■ Data:

######

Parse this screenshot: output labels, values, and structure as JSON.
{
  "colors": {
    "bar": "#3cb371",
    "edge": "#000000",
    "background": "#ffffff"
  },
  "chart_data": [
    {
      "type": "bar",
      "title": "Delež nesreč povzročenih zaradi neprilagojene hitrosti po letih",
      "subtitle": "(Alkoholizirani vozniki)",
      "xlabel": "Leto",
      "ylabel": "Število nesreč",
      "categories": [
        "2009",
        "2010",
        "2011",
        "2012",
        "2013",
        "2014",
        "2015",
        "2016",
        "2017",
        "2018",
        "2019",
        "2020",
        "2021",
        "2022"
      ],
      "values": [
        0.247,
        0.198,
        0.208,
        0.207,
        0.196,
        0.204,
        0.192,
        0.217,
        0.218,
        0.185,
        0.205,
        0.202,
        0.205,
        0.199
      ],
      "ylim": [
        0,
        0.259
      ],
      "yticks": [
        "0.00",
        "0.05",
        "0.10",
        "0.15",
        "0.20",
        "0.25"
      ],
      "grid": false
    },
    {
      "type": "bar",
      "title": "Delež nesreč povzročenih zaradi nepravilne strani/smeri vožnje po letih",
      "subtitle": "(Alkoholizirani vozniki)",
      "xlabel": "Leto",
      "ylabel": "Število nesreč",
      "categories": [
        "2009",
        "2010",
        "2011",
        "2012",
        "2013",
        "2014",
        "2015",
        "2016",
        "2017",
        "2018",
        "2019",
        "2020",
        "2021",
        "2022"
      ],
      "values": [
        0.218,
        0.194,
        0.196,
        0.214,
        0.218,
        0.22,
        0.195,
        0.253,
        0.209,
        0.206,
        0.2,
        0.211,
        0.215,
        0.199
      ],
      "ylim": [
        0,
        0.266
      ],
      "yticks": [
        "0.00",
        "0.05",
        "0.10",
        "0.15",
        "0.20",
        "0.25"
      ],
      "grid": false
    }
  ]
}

######

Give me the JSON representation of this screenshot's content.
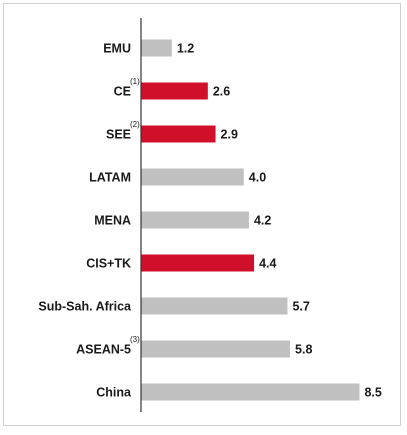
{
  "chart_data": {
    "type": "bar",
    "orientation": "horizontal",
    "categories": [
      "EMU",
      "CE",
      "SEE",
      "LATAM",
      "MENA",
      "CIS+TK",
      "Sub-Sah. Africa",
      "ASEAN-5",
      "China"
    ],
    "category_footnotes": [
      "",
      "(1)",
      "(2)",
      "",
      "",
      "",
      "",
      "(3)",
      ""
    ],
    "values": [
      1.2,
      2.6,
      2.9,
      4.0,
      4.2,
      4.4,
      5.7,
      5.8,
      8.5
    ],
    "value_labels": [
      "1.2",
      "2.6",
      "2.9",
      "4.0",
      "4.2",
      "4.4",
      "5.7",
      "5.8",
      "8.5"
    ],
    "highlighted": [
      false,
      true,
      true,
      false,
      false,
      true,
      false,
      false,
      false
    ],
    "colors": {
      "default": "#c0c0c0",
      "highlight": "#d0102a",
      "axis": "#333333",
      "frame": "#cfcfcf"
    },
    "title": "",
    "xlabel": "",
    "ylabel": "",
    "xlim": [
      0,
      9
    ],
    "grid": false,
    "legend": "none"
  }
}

######

■ What you are asked to do:
Pick out every line of the listing containing the word "povzročenih", and show those lines.

■ Final answer:
      "title": "Delež nesreč povzročenih zaradi neprilagojene hitrosti po letih",
      "title": "Delež nesreč povzročenih zaradi nepravilne strani/smeri vožnje po letih",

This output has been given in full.